(Records from a collection of figures)

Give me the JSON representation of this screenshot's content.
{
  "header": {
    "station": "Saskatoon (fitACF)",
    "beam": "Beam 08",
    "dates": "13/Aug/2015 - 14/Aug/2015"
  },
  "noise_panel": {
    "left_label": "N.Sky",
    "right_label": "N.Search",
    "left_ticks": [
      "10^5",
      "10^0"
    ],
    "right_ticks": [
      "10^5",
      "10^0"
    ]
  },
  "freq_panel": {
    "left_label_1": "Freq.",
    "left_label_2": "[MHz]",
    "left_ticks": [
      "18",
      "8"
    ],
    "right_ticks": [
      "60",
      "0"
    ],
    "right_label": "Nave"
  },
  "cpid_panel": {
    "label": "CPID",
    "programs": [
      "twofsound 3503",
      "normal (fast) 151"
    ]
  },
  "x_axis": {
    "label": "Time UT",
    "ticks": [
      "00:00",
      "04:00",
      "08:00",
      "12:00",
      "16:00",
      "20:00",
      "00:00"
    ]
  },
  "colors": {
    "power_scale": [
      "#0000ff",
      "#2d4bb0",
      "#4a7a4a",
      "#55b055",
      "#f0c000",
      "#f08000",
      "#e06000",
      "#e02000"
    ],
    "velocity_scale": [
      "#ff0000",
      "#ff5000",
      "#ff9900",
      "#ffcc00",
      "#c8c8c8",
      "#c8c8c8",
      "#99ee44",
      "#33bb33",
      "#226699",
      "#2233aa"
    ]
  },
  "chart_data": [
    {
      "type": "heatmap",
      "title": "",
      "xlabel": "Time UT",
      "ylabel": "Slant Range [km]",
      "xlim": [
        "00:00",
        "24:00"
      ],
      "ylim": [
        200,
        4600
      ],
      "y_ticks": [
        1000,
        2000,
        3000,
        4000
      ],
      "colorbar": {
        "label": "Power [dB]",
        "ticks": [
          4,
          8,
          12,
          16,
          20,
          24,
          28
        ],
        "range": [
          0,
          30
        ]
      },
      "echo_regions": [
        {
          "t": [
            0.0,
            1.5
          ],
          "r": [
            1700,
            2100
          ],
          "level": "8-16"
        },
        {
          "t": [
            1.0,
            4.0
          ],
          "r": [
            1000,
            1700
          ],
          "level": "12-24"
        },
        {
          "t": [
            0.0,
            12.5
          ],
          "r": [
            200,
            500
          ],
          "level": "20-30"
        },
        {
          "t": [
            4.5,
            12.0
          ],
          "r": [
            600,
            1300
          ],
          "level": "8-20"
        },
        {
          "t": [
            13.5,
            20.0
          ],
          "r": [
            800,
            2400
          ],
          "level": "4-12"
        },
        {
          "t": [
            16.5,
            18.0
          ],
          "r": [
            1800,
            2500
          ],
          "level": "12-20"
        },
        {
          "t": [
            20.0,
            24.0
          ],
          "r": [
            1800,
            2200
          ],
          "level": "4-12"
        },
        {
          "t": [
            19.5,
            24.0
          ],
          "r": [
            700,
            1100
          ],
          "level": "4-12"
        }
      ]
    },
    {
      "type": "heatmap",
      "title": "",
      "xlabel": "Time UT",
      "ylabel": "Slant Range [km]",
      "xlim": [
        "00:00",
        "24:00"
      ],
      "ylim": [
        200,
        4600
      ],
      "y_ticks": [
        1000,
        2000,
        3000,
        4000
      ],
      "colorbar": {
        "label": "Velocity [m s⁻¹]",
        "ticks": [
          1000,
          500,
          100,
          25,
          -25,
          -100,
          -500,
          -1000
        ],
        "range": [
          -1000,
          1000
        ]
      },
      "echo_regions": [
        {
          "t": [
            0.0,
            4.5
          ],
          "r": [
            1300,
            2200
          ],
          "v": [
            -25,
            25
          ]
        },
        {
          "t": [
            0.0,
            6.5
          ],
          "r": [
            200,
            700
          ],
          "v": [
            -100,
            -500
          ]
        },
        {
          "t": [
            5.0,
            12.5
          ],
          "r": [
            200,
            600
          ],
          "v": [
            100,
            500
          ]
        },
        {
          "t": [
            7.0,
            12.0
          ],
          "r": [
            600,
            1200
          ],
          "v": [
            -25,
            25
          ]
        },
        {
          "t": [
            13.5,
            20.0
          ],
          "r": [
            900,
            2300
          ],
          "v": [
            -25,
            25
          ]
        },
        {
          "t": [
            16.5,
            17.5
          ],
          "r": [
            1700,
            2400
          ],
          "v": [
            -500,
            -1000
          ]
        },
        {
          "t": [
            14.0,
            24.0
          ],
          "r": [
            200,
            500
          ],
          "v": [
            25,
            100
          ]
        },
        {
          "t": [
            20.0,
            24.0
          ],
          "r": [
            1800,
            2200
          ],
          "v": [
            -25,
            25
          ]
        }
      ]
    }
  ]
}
--
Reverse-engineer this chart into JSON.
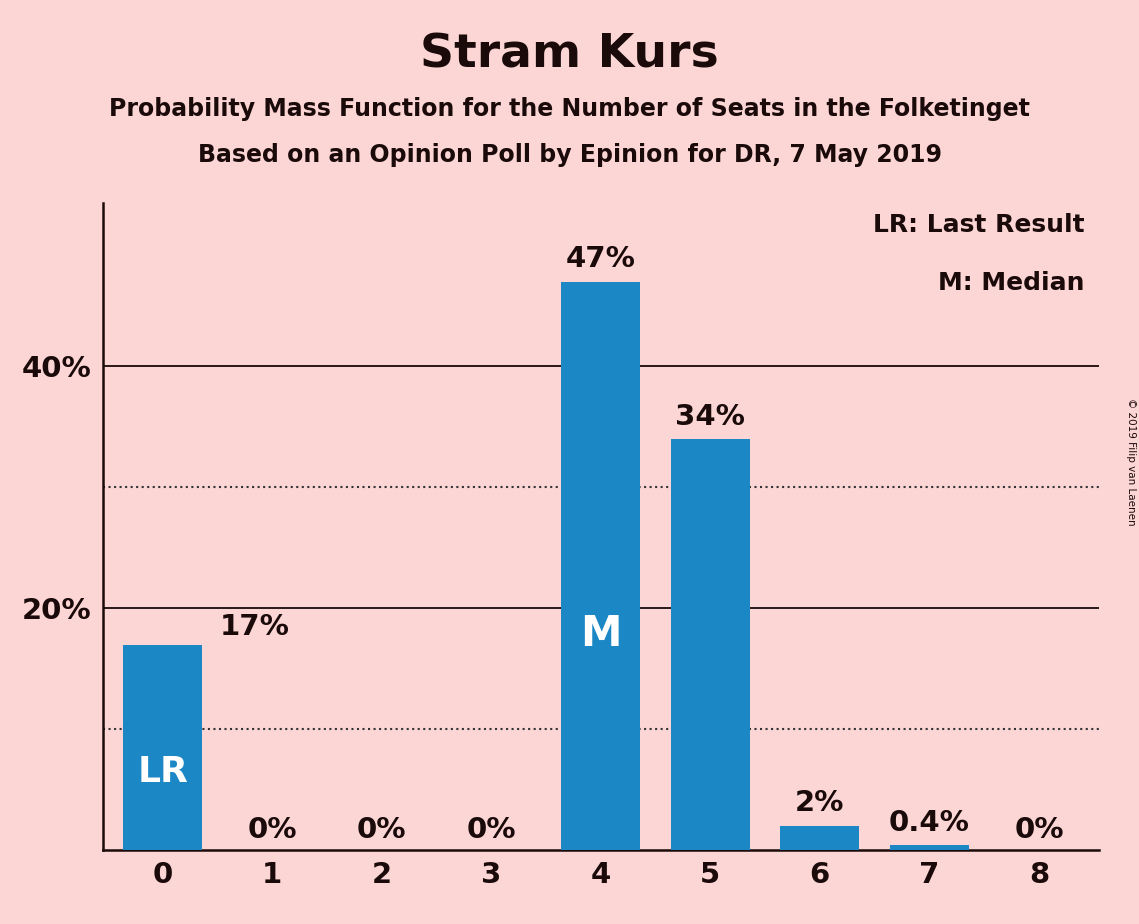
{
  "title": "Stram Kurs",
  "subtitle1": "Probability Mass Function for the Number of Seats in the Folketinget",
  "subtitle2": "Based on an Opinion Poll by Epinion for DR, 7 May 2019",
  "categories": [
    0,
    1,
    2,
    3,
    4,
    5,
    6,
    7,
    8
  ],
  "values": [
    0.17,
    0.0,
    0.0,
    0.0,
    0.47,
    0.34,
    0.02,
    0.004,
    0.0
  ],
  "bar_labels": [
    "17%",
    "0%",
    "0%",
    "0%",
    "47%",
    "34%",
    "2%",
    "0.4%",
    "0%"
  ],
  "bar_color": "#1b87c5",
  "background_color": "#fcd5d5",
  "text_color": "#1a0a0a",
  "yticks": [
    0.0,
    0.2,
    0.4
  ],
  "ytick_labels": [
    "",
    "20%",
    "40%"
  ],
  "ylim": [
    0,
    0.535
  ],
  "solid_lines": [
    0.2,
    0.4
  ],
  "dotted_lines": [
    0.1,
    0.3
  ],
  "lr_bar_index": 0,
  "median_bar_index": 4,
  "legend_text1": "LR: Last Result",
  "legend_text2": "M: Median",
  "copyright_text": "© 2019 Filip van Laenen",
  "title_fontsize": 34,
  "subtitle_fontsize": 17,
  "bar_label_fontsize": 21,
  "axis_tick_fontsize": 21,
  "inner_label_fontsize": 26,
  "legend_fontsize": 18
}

Exercise goal>
Search the data for the string "this". List each line that has it.

Completed exercise>
Give me the JSON representation of this screenshot's content.
Reverse-engineer this chart into JSON.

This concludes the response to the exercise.